▸ **SET EXERCISE**
Exactly repeat the material, dropping every picture from the copy.

(Dataset items)
## Start

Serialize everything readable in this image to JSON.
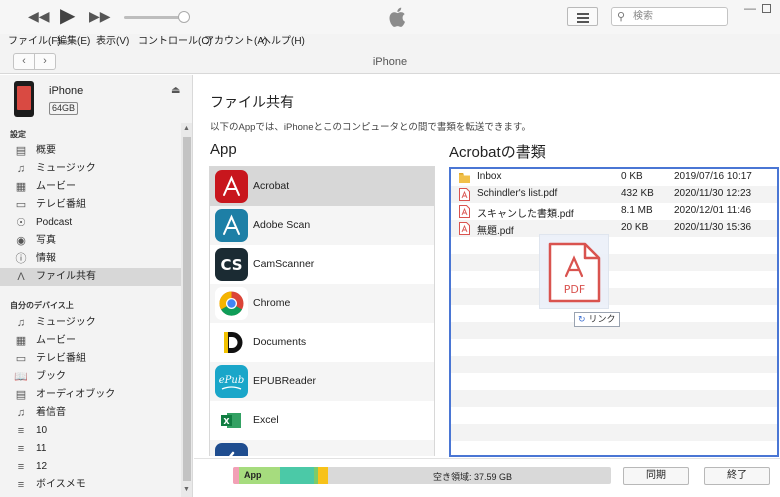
{
  "search": {
    "placeholder": "検索"
  },
  "menu": [
    "ファイル(F)",
    "編集(E)",
    "表示(V)",
    "コントロール(C)",
    "アカウント(A)",
    "ヘルプ(H)"
  ],
  "nav": {
    "title": "iPhone"
  },
  "device": {
    "name": "iPhone",
    "capacity": "64GB"
  },
  "sidebar": {
    "settings_header": "設定",
    "settings": [
      {
        "label": "概要",
        "icon": "summary-icon"
      },
      {
        "label": "ミュージック",
        "icon": "music-note-icon"
      },
      {
        "label": "ムービー",
        "icon": "film-icon"
      },
      {
        "label": "テレビ番組",
        "icon": "tv-icon"
      },
      {
        "label": "Podcast",
        "icon": "podcast-icon"
      },
      {
        "label": "写真",
        "icon": "camera-icon"
      },
      {
        "label": "情報",
        "icon": "info-icon"
      },
      {
        "label": "ファイル共有",
        "icon": "app-store-icon"
      }
    ],
    "device_header": "自分のデバイス上",
    "on_device": [
      {
        "label": "ミュージック",
        "icon": "music-note-icon"
      },
      {
        "label": "ムービー",
        "icon": "film-icon"
      },
      {
        "label": "テレビ番組",
        "icon": "tv-icon"
      },
      {
        "label": "ブック",
        "icon": "book-icon"
      },
      {
        "label": "オーディオブック",
        "icon": "audiobook-icon"
      },
      {
        "label": "着信音",
        "icon": "bell-icon"
      },
      {
        "label": "10",
        "icon": "playlist-icon"
      },
      {
        "label": "11",
        "icon": "playlist-icon"
      },
      {
        "label": "12",
        "icon": "playlist-icon"
      },
      {
        "label": "ボイスメモ",
        "icon": "playlist-icon"
      }
    ]
  },
  "main": {
    "title": "ファイル共有",
    "description": "以下のAppでは、iPhoneとこのコンピュータとの間で書類を転送できます。",
    "apps_header": "App",
    "docs_header": "Acrobatの書類",
    "apps": [
      "Acrobat",
      "Adobe Scan",
      "CamScanner",
      "Chrome",
      "Documents",
      "EPUBReader",
      "Excel"
    ],
    "files": [
      {
        "name": "Inbox",
        "size": "0 KB",
        "date": "2019/07/16 10:17",
        "type": "folder"
      },
      {
        "name": "Schindler's list.pdf",
        "size": "432 KB",
        "date": "2020/11/30 12:23",
        "type": "pdf"
      },
      {
        "name": "スキャンした書類.pdf",
        "size": "8.1 MB",
        "date": "2020/12/01 11:46",
        "type": "pdf"
      },
      {
        "name": "無題.pdf",
        "size": "20 KB",
        "date": "2020/11/30 15:36",
        "type": "pdf"
      }
    ],
    "drag_label": "PDF",
    "drag_tooltip": "リンク"
  },
  "bottom": {
    "app_label": "App",
    "free_space": "空き領域: 37.59 GB",
    "sync_label": "同期",
    "done_label": "終了"
  },
  "colors": {
    "accent": "#4a76d4",
    "pdf_red": "#d9534f",
    "storage_app": "#a6dc7e"
  }
}
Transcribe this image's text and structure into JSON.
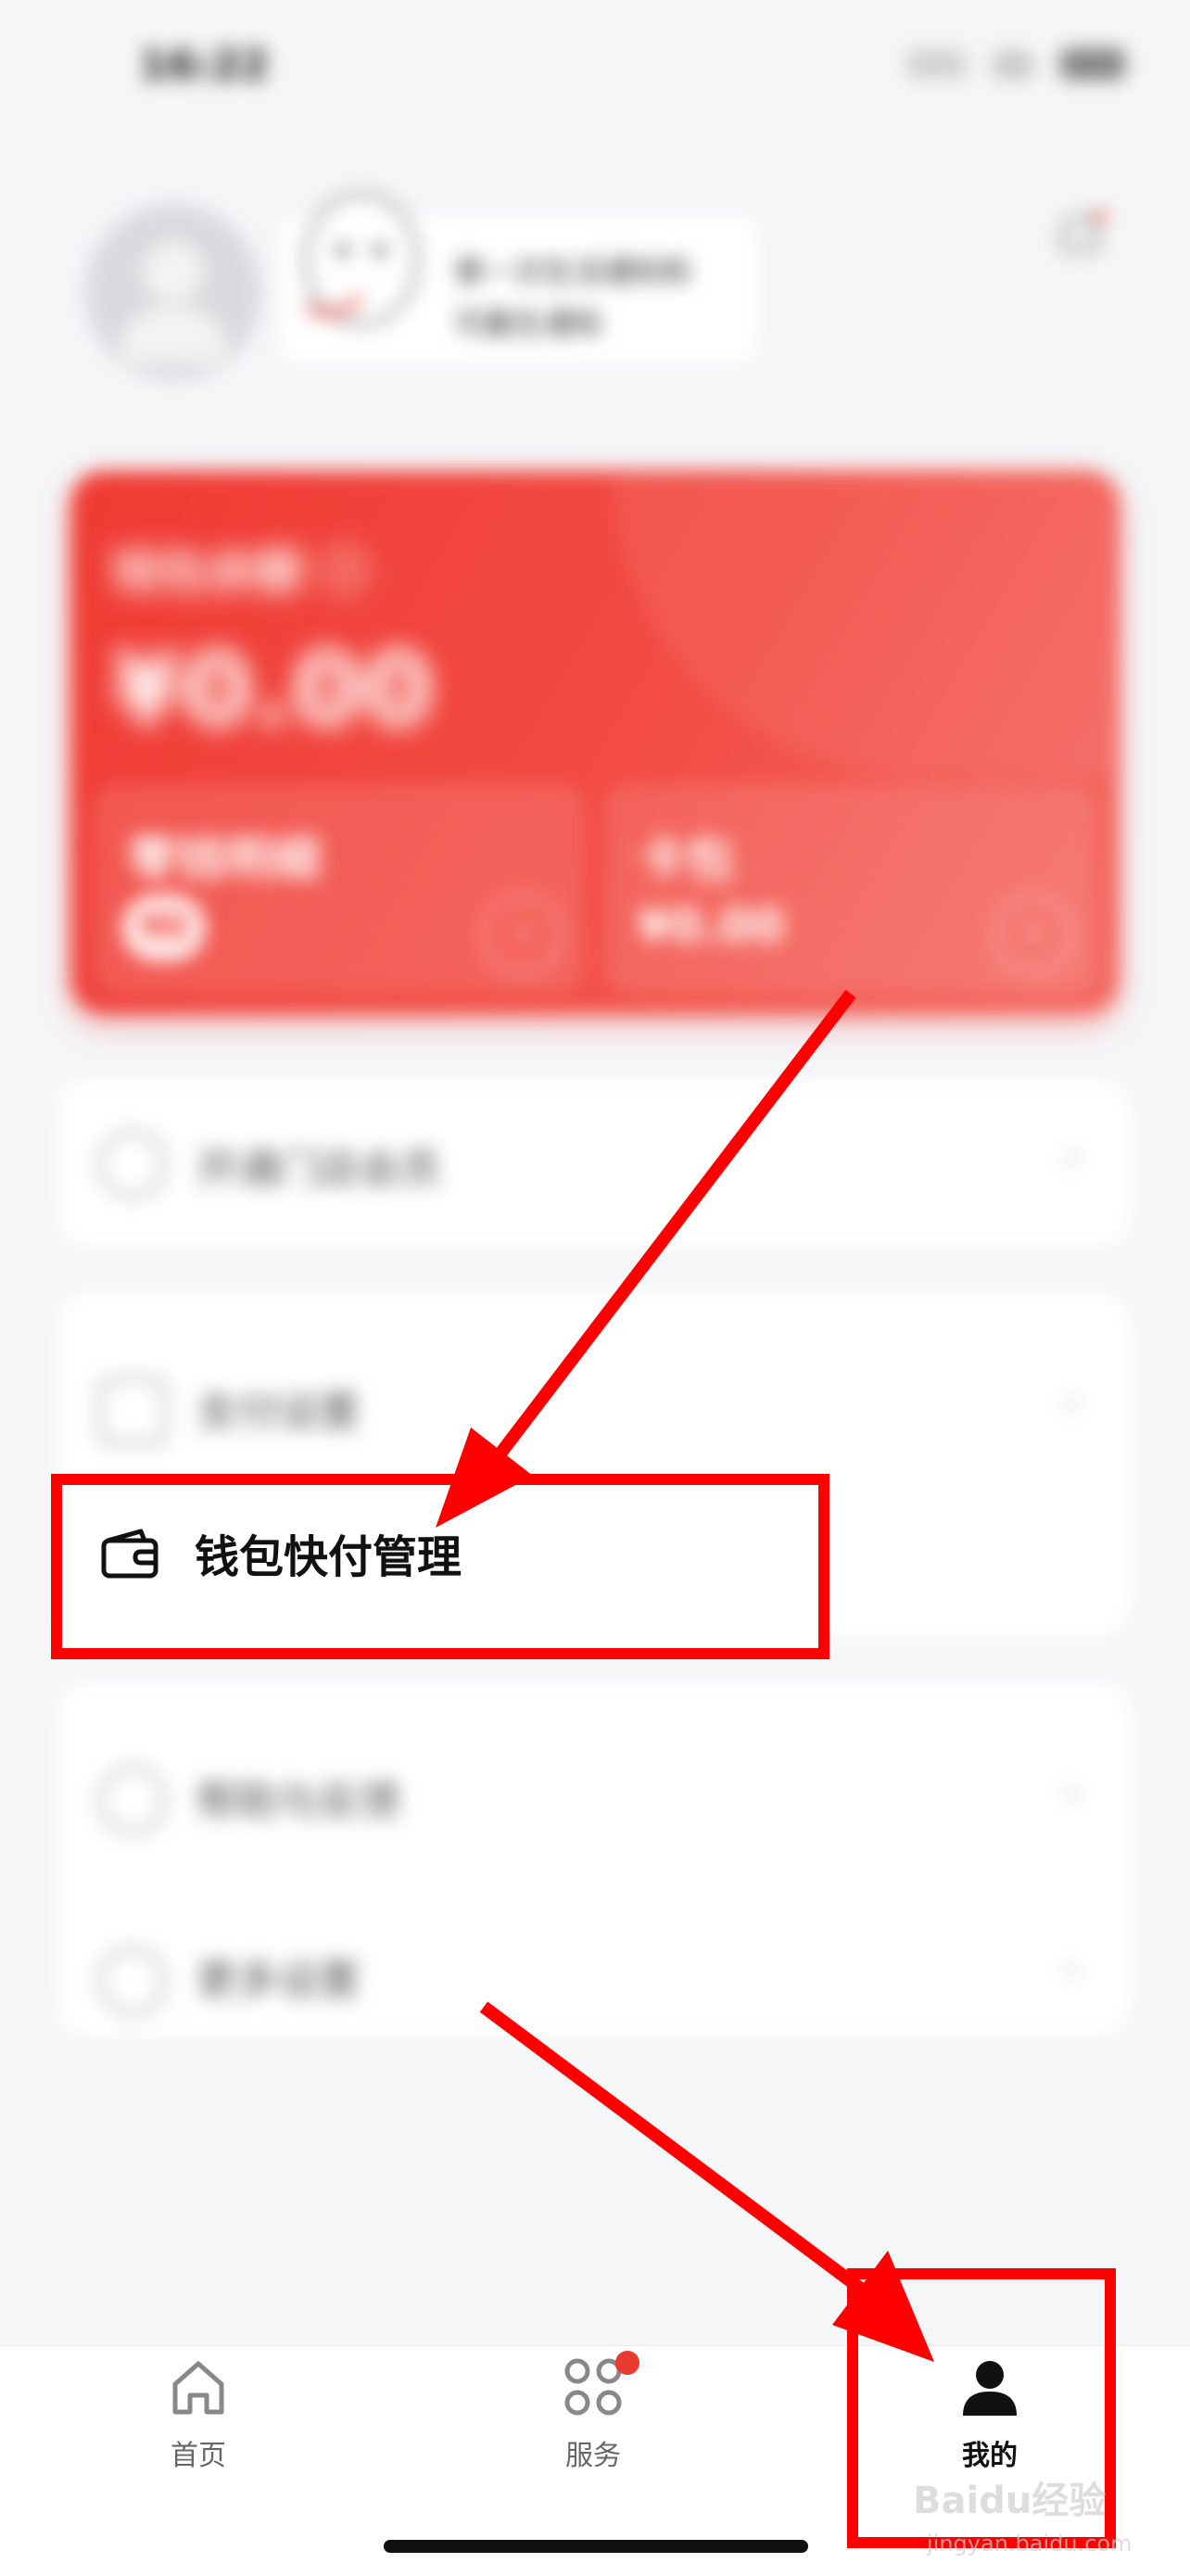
{
  "status_bar": {
    "time": "16:22"
  },
  "profile": {
    "bubble_text": "第一次生活通知和\n可最生通知"
  },
  "card": {
    "title": "钱包余额 ⓘ",
    "amount": "¥0.00",
    "left": {
      "title": "零钱明细",
      "pill": "¥0",
      "arrow": "›"
    },
    "right": {
      "title": "卡包",
      "value": "¥0.00",
      "arrow": "›"
    }
  },
  "menu": {
    "group1": [
      {
        "icon": "circle-icon",
        "label": "开通门店会员"
      }
    ],
    "group2": [
      {
        "icon": "pay-settings-icon",
        "label": "支付设置"
      }
    ],
    "group3": [
      {
        "icon": "help-icon",
        "label": "帮助与反馈"
      },
      {
        "icon": "settings-icon",
        "label": "更多设置"
      }
    ],
    "chevron": "›"
  },
  "highlight": {
    "label": "钱包快付管理",
    "icon": "wallet-icon"
  },
  "tabbar": {
    "tabs": [
      {
        "label": "首页",
        "icon": "home-icon"
      },
      {
        "label": "服务",
        "icon": "services-icon"
      },
      {
        "label": "我的",
        "icon": "profile-icon",
        "active": true
      }
    ]
  },
  "watermark": {
    "brand": "Baidu经验",
    "site": "jingyan.baidu.com"
  },
  "colors": {
    "accent": "#ef3a33",
    "annotation": "#ff0000"
  }
}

## End

▸ **RESULT OF THE EXERCISE**
Serialize everything readable in this image to JSON.
{
  "search": {
    "placeholder": "検索"
  },
  "menu": [
    "ファイル(F)",
    "編集(E)",
    "表示(V)",
    "コントロール(C)",
    "アカウント(A)",
    "ヘルプ(H)"
  ],
  "nav": {
    "title": "iPhone"
  },
  "device": {
    "name": "iPhone",
    "capacity": "64GB"
  },
  "sidebar": {
    "settings_header": "設定",
    "settings": [
      {
        "label": "概要",
        "icon": "summary-icon"
      },
      {
        "label": "ミュージック",
        "icon": "music-note-icon"
      },
      {
        "label": "ムービー",
        "icon": "film-icon"
      },
      {
        "label": "テレビ番組",
        "icon": "tv-icon"
      },
      {
        "label": "Podcast",
        "icon": "podcast-icon"
      },
      {
        "label": "写真",
        "icon": "camera-icon"
      },
      {
        "label": "情報",
        "icon": "info-icon"
      },
      {
        "label": "ファイル共有",
        "icon": "app-store-icon"
      }
    ],
    "device_header": "自分のデバイス上",
    "on_device": [
      {
        "label": "ミュージック",
        "icon": "music-note-icon"
      },
      {
        "label": "ムービー",
        "icon": "film-icon"
      },
      {
        "label": "テレビ番組",
        "icon": "tv-icon"
      },
      {
        "label": "ブック",
        "icon": "book-icon"
      },
      {
        "label": "オーディオブック",
        "icon": "audiobook-icon"
      },
      {
        "label": "着信音",
        "icon": "bell-icon"
      },
      {
        "label": "10",
        "icon": "playlist-icon"
      },
      {
        "label": "11",
        "icon": "playlist-icon"
      },
      {
        "label": "12",
        "icon": "playlist-icon"
      },
      {
        "label": "ボイスメモ",
        "icon": "playlist-icon"
      }
    ]
  },
  "main": {
    "title": "ファイル共有",
    "description": "以下のAppでは、iPhoneとこのコンピュータとの間で書類を転送できます。",
    "apps_header": "App",
    "docs_header": "Acrobatの書類",
    "apps": [
      "Acrobat",
      "Adobe Scan",
      "CamScanner",
      "Chrome",
      "Documents",
      "EPUBReader",
      "Excel"
    ],
    "files": [
      {
        "name": "Inbox",
        "size": "0 KB",
        "date": "2019/07/16 10:17",
        "type": "folder"
      },
      {
        "name": "Schindler's list.pdf",
        "size": "432 KB",
        "date": "2020/11/30 12:23",
        "type": "pdf"
      },
      {
        "name": "スキャンした書類.pdf",
        "size": "8.1 MB",
        "date": "2020/12/01 11:46",
        "type": "pdf"
      },
      {
        "name": "無題.pdf",
        "size": "20 KB",
        "date": "2020/11/30 15:36",
        "type": "pdf"
      }
    ],
    "drag_label": "PDF",
    "drag_tooltip": "リンク"
  },
  "bottom": {
    "app_label": "App",
    "free_space": "空き領域: 37.59 GB",
    "sync_label": "同期",
    "done_label": "終了"
  },
  "colors": {
    "accent": "#4a76d4",
    "pdf_red": "#d9534f",
    "storage_app": "#a6dc7e"
  }
}
Transcribe this image's text and structure into JSON.
{
  "status_bar": {
    "time": "16:22"
  },
  "profile": {
    "bubble_text": "第一次生活通知和\n可最生通知"
  },
  "card": {
    "title": "钱包余额 ⓘ",
    "amount": "¥0.00",
    "left": {
      "title": "零钱明细",
      "pill": "¥0",
      "arrow": "›"
    },
    "right": {
      "title": "卡包",
      "value": "¥0.00",
      "arrow": "›"
    }
  },
  "menu": {
    "group1": [
      {
        "icon": "circle-icon",
        "label": "开通门店会员"
      }
    ],
    "group2": [
      {
        "icon": "pay-settings-icon",
        "label": "支付设置"
      }
    ],
    "group3": [
      {
        "icon": "help-icon",
        "label": "帮助与反馈"
      },
      {
        "icon": "settings-icon",
        "label": "更多设置"
      }
    ],
    "chevron": "›"
  },
  "highlight": {
    "label": "钱包快付管理",
    "icon": "wallet-icon"
  },
  "tabbar": {
    "tabs": [
      {
        "label": "首页",
        "icon": "home-icon"
      },
      {
        "label": "服务",
        "icon": "services-icon"
      },
      {
        "label": "我的",
        "icon": "profile-icon",
        "active": true
      }
    ]
  },
  "watermark": {
    "brand": "Baidu经验",
    "site": "jingyan.baidu.com"
  },
  "colors": {
    "accent": "#ef3a33",
    "annotation": "#ff0000"
  }
}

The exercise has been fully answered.